BEGIN INFORMATION GIVEN
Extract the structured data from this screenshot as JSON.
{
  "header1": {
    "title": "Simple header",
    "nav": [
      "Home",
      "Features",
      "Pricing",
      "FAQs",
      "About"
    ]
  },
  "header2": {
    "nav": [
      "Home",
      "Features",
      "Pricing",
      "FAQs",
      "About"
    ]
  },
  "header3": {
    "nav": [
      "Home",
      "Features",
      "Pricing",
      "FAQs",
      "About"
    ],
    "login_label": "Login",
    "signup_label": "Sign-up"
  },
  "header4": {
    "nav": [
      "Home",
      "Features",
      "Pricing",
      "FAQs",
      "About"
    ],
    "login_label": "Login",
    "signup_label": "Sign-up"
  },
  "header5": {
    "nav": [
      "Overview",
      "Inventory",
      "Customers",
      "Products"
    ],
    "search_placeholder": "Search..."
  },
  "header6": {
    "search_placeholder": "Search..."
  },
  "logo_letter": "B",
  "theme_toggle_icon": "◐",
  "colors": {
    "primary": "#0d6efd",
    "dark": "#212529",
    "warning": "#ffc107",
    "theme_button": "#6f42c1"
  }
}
END INFORMATION GIVEN
■ INSTRUCTIONS TO FOLLOW:
Transcribe every entry exactly.

■ ANSWER TO THIS TASK:
Extract the structured data from this screenshot as JSON.
{
  "header1": {
    "title": "Simple header",
    "nav": [
      "Home",
      "Features",
      "Pricing",
      "FAQs",
      "About"
    ]
  },
  "header2": {
    "nav": [
      "Home",
      "Features",
      "Pricing",
      "FAQs",
      "About"
    ]
  },
  "header3": {
    "nav": [
      "Home",
      "Features",
      "Pricing",
      "FAQs",
      "About"
    ],
    "login_label": "Login",
    "signup_label": "Sign-up"
  },
  "header4": {
    "nav": [
      "Home",
      "Features",
      "Pricing",
      "FAQs",
      "About"
    ],
    "login_label": "Login",
    "signup_label": "Sign-up"
  },
  "header5": {
    "nav": [
      "Overview",
      "Inventory",
      "Customers",
      "Products"
    ],
    "search_placeholder": "Search..."
  },
  "header6": {
    "search_placeholder": "Search..."
  },
  "logo_letter": "B",
  "theme_toggle_icon": "◐",
  "colors": {
    "primary": "#0d6efd",
    "dark": "#212529",
    "warning": "#ffc107",
    "theme_button": "#6f42c1"
  }
}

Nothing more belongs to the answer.